Problem requirements: Output the full listing below exactly as it reads, and skip anything that is a picture.

● ● ● ● ● ● ●

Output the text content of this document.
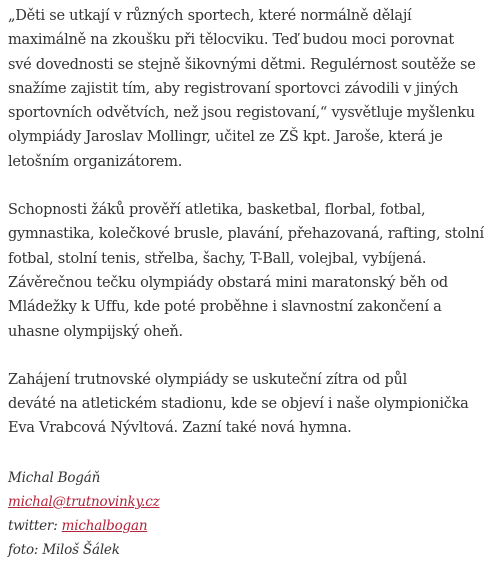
„Děti se utkají v různých sportech, které normálně dělají
maximálně na zkoušku při tělocviku. Teď budou moci porovnat
své dovednosti se stejně šikovnými dětmi. Regulérnost soutěže se
snažíme zajistit tím, aby registrovaní sportovci závodili v jiných
sportovních odvětvích, než jsou registovaní,“ vysvětluje myšlenku
olympiády Jaroslav Mollingr, učitel ze ZŠ kpt. Jaroše, která je
letošním organizátorem.

Schopnosti žáků prověří atletika, basketbal, florbal, fotbal,
gymnastika, kolečkové brusle, plavání, přehazovaná, rafting, stolní
fotbal, stolní tenis, střelba, šachy, T-Ball, volejbal, vybíjená.
Závěrečnou tečku olympiády obstará mini maratonský běh od
Mládežky k Uffu, kde poté proběhne i slavnostní zakončení a
uhasne olympijský oheň.

Zahájení trutnovské olympiády se uskuteční zítra od půl
deváté na atletickém stadionu, kde se objeví i naše olympionička
Eva Vrabcová Nývltová. Zazní také nová hymna.

Michal Bogáň
michal@trutnovinky.cz
twitter: michalbogan
foto: Miloš Šálek
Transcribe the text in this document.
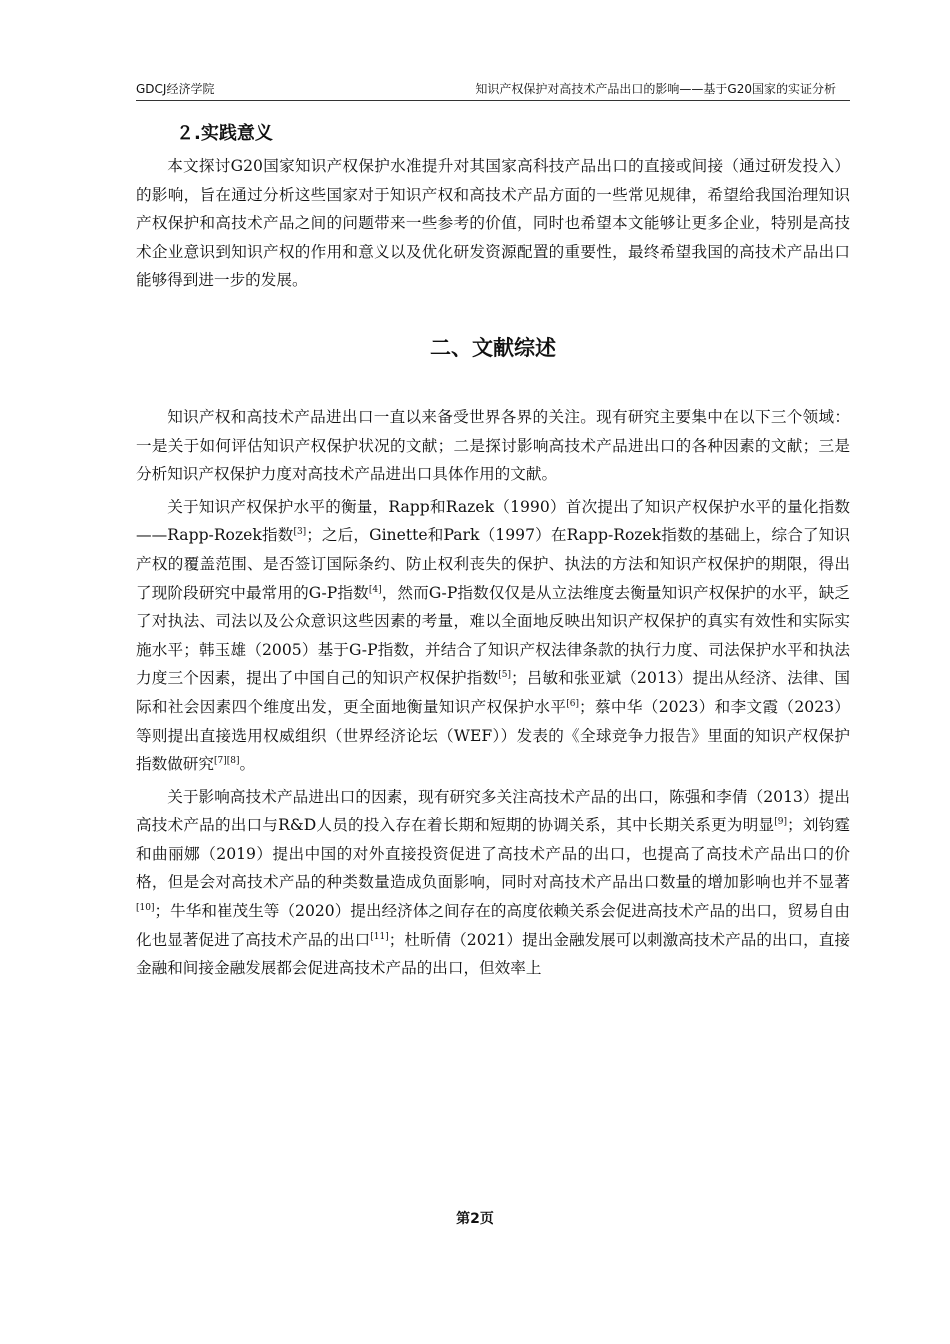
GDCJ经济学院	知识产权保护对高技术产品出口的影响——基于G20国家的实证分析
２.实践意义

本文探讨G20国家知识产权保护水准提升对其国家高科技产品出口的直接或间接（通过研发投入）的影响，旨在通过分析这些国家对于知识产权和高技术产品方面的一些常见规律，希望给我国治理知识产权保护和高技术产品之间的问题带来一些参考的价值，同时也希望本文能够让更多企业，特别是高技术企业意识到知识产权的作用和意义以及优化研发资源配置的重要性，最终希望我国的高技术产品出口能够得到进一步的发展。

二、文献综述

知识产权和高技术产品进出口一直以来备受世界各界的关注。现有研究主要集中在以下三个领域：一是关于如何评估知识产权保护状况的文献；二是探讨影响高技术产品进出口的各种因素的文献；三是分析知识产权保护力度对高技术产品进出口具体作用的文献。

关于知识产权保护水平的衡量，Rapp和Razek（1990）首次提出了知识产权保护水平的量化指数——Rapp-Rozek指数[3]；之后，Ginette和Park（1997）在Rapp-Rozek指数的基础上，综合了知识产权的覆盖范围、是否签订国际条约、防止权利丧失的保护、执法的方法和知识产权保护的期限，得出了现阶段研究中最常用的G-P指数[4]，然而G-P指数仅仅是从立法维度去衡量知识产权保护的水平，缺乏了对执法、司法以及公众意识这些因素的考量，难以全面地反映出知识产权保护的真实有效性和实际实施水平；韩玉雄（2005）基于G-P指数，并结合了知识产权法律条款的执行力度、司法保护水平和执法力度三个因素，提出了中国自己的知识产权保护指数[5]；吕敏和张亚斌（2013）提出从经济、法律、国际和社会因素四个维度出发，更全面地衡量知识产权保护水平[6]；蔡中华（2023）和李文霞（2023）等则提出直接选用权威组织（世界经济论坛（WEF））发表的《全球竞争力报告》里面的知识产权保护指数做研究[7][8]。

关于影响高技术产品进出口的因素，现有研究多关注高技术产品的出口，陈强和李倩（2013）提出高技术产品的出口与R&D人员的投入存在着长期和短期的协调关系，其中长期关系更为明显[9]；刘钧霆和曲丽娜（2019）提出中国的对外直接投资促进了高技术产品的出口，也提高了高技术产品出口的价格，但是会对高技术产品的种类数量造成负面影响，同时对高技术产品出口数量的增加影响也并不显著[10]；牛华和崔茂生等（2020）提出经济体之间存在的高度依赖关系会促进高技术产品的出口，贸易自由化也显著促进了高技术产品的出口[11]；杜昕倩（2021）提出金融发展可以刺激高技术产品的出口，直接金融和间接金融发展都会促进高技术产品的出口，但效率上

第2页
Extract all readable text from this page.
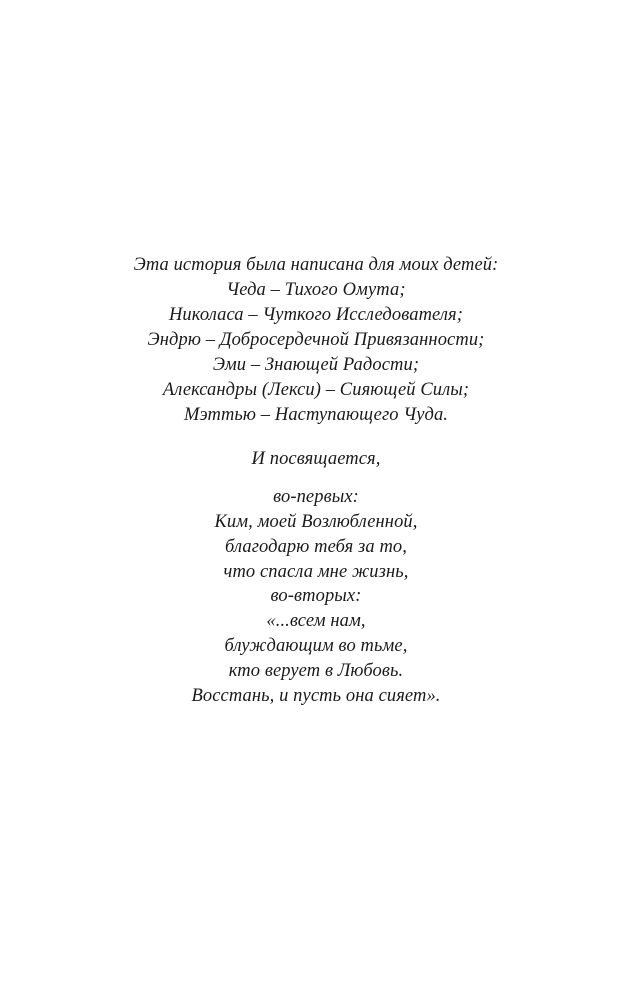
Эта история была написана для моих детей:
Чеда – Тихого Омута;
Николаса – Чуткого Исследователя;
Эндрю – Добросердечной Привязанности;
Эми – Знающей Радости;
Александры (Лекси) – Сияющей Силы;
Мэттью – Наступающего Чуда.
И посвящается,
во-первых:
Ким, моей Возлюбленной,
благодарю тебя за то,
что спасла мне жизнь,
во-вторых:
«...всем нам,
блуждающим во тьме,
кто верует в Любовь.
Восстань, и пусть она сияет».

● ● ● ● ● ● ●

Full output:
Output the text content of this document.
„Děti se utkají v různých sportech, které normálně dělají
maximálně na zkoušku při tělocviku. Teď budou moci porovnat
své dovednosti se stejně šikovnými dětmi. Regulérnost soutěže se
snažíme zajistit tím, aby registrovaní sportovci závodili v jiných
sportovních odvětvích, než jsou registovaní,“ vysvětluje myšlenku
olympiády Jaroslav Mollingr, učitel ze ZŠ kpt. Jaroše, která je
letošním organizátorem.

Schopnosti žáků prověří atletika, basketbal, florbal, fotbal,
gymnastika, kolečkové brusle, plavání, přehazovaná, rafting, stolní
fotbal, stolní tenis, střelba, šachy, T-Ball, volejbal, vybíjená.
Závěrečnou tečku olympiády obstará mini maratonský běh od
Mládežky k Uffu, kde poté proběhne i slavnostní zakončení a
uhasne olympijský oheň.

Zahájení trutnovské olympiády se uskuteční zítra od půl
deváté na atletickém stadionu, kde se objeví i naše olympionička
Eva Vrabcová Nývltová. Zazní také nová hymna.

Michal Bogáň
michal@trutnovinky.cz
twitter: michalbogan
foto: Miloš Šálek
Transcribe the text in this document.
GDCJ经济学院	知识产权保护对高技术产品出口的影响——基于G20国家的实证分析
２.实践意义

本文探讨G20国家知识产权保护水准提升对其国家高科技产品出口的直接或间接（通过研发投入）的影响，旨在通过分析这些国家对于知识产权和高技术产品方面的一些常见规律，希望给我国治理知识产权保护和高技术产品之间的问题带来一些参考的价值，同时也希望本文能够让更多企业，特别是高技术企业意识到知识产权的作用和意义以及优化研发资源配置的重要性，最终希望我国的高技术产品出口能够得到进一步的发展。

二、文献综述

知识产权和高技术产品进出口一直以来备受世界各界的关注。现有研究主要集中在以下三个领域：一是关于如何评估知识产权保护状况的文献；二是探讨影响高技术产品进出口的各种因素的文献；三是分析知识产权保护力度对高技术产品进出口具体作用的文献。

关于知识产权保护水平的衡量，Rapp和Razek（1990）首次提出了知识产权保护水平的量化指数——Rapp-Rozek指数[3]；之后，Ginette和Park（1997）在Rapp-Rozek指数的基础上，综合了知识产权的覆盖范围、是否签订国际条约、防止权利丧失的保护、执法的方法和知识产权保护的期限，得出了现阶段研究中最常用的G-P指数[4]，然而G-P指数仅仅是从立法维度去衡量知识产权保护的水平，缺乏了对执法、司法以及公众意识这些因素的考量，难以全面地反映出知识产权保护的真实有效性和实际实施水平；韩玉雄（2005）基于G-P指数，并结合了知识产权法律条款的执行力度、司法保护水平和执法力度三个因素，提出了中国自己的知识产权保护指数[5]；吕敏和张亚斌（2013）提出从经济、法律、国际和社会因素四个维度出发，更全面地衡量知识产权保护水平[6]；蔡中华（2023）和李文霞（2023）等则提出直接选用权威组织（世界经济论坛（WEF））发表的《全球竞争力报告》里面的知识产权保护指数做研究[7][8]。

关于影响高技术产品进出口的因素，现有研究多关注高技术产品的出口，陈强和李倩（2013）提出高技术产品的出口与R&D人员的投入存在着长期和短期的协调关系，其中长期关系更为明显[9]；刘钧霆和曲丽娜（2019）提出中国的对外直接投资促进了高技术产品的出口，也提高了高技术产品出口的价格，但是会对高技术产品的种类数量造成负面影响，同时对高技术产品出口数量的增加影响也并不显著[10]；牛华和崔茂生等（2020）提出经济体之间存在的高度依赖关系会促进高技术产品的出口，贸易自由化也显著促进了高技术产品的出口[11]；杜昕倩（2021）提出金融发展可以刺激高技术产品的出口，直接金融和间接金融发展都会促进高技术产品的出口，但效率上

第2页
Extract all readable text from this page.
Эта история была написана для моих детей:
Чеда – Тихого Омута;
Николаса – Чуткого Исследователя;
Эндрю – Добросердечной Привязанности;
Эми – Знающей Радости;
Александры (Лекси) – Сияющей Силы;
Мэттью – Наступающего Чуда.
И посвящается,
во-первых:
Ким, моей Возлюбленной,
благодарю тебя за то,
что спасла мне жизнь,
во-вторых:
«...всем нам,
блуждающим во тьме,
кто верует в Любовь.
Восстань, и пусть она сияет».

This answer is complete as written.